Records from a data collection
##############################

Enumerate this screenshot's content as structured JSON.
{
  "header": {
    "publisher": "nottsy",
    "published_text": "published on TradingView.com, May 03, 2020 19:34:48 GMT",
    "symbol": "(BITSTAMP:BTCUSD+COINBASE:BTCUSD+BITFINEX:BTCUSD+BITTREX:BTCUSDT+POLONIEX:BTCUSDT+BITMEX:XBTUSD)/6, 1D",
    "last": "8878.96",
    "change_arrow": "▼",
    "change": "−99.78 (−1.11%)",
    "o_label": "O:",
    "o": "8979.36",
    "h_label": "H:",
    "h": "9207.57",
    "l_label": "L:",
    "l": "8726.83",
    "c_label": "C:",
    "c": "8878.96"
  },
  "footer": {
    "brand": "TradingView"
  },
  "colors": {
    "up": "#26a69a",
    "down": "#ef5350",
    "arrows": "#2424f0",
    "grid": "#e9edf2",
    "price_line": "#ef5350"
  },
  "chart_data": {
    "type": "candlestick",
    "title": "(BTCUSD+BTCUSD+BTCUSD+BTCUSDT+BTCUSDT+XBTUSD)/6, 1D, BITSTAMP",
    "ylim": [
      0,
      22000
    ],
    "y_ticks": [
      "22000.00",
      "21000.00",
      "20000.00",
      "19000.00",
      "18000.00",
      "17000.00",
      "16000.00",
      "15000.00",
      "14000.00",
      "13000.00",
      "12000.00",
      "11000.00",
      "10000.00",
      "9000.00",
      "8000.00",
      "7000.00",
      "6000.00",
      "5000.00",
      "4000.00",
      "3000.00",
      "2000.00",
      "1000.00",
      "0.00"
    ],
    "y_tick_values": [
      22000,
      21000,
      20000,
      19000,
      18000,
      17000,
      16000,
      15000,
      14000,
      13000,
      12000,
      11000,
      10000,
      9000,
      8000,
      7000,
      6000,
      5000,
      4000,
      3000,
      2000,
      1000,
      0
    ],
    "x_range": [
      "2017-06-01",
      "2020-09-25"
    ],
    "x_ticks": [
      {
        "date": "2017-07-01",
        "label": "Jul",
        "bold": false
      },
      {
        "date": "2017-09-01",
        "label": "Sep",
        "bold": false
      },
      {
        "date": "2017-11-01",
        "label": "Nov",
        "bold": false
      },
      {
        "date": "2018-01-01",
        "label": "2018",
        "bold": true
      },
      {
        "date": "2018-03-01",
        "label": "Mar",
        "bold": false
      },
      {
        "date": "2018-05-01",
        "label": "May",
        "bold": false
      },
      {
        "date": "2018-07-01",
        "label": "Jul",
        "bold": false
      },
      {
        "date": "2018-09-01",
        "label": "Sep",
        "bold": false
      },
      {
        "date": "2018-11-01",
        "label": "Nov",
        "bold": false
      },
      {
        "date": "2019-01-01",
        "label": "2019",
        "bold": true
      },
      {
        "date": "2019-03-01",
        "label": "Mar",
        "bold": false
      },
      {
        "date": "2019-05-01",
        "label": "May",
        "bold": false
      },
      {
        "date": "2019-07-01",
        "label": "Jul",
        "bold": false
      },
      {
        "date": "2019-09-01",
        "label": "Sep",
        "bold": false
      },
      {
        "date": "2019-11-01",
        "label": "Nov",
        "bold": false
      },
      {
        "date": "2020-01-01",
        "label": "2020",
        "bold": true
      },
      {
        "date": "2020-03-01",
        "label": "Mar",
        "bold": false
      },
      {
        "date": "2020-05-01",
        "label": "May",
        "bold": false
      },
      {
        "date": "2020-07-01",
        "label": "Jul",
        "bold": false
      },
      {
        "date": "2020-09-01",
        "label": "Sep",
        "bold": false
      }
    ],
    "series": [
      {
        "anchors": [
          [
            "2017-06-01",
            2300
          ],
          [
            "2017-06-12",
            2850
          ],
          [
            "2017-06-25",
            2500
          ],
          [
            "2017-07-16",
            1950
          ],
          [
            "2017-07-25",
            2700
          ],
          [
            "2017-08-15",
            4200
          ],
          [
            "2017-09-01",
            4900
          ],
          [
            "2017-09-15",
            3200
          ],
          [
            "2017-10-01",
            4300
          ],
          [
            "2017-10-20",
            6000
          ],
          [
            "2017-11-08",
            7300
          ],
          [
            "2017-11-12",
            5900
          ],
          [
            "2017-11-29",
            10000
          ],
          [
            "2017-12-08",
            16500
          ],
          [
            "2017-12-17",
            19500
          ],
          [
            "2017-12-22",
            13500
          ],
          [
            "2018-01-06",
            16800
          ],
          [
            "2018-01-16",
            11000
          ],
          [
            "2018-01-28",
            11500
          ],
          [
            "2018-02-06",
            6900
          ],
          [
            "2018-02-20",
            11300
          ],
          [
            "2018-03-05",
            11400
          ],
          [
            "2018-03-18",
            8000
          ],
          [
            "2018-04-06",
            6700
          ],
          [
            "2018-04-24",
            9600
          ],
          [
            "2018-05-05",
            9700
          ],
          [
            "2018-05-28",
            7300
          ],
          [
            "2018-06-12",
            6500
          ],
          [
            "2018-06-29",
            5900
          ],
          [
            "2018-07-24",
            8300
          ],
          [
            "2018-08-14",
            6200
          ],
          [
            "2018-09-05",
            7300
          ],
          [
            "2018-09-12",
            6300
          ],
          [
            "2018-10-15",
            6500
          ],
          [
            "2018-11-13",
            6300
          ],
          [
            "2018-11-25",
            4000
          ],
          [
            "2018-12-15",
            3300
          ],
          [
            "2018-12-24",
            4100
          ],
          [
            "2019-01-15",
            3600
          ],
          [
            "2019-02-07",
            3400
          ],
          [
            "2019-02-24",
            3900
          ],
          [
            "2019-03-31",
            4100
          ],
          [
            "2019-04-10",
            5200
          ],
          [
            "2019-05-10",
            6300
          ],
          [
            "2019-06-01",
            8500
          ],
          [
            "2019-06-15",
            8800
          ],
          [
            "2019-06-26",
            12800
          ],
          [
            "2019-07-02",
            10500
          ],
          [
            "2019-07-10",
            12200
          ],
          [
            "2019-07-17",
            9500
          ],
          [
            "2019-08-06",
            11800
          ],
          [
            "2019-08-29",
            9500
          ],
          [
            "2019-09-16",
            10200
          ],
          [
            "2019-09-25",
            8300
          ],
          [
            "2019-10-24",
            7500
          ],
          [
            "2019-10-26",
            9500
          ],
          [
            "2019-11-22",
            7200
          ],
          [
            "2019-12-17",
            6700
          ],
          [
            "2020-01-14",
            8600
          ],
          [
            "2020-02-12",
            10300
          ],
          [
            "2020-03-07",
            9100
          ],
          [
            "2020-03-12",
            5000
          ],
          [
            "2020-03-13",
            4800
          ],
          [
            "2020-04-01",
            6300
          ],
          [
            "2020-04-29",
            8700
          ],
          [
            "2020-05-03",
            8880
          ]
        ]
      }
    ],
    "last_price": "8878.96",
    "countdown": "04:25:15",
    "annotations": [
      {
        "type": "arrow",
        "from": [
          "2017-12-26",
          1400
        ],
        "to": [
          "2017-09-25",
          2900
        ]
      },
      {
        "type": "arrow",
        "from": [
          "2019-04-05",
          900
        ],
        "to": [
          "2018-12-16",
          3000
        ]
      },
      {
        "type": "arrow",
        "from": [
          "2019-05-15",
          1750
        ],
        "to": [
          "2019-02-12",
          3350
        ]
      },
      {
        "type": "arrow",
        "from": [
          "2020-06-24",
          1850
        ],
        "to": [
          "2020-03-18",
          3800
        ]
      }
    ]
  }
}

##############################

» **Set exercise**:
The answer should be a single number: the count of lines in the data that include the string "BITSTAMP".

» **Complete output**:
2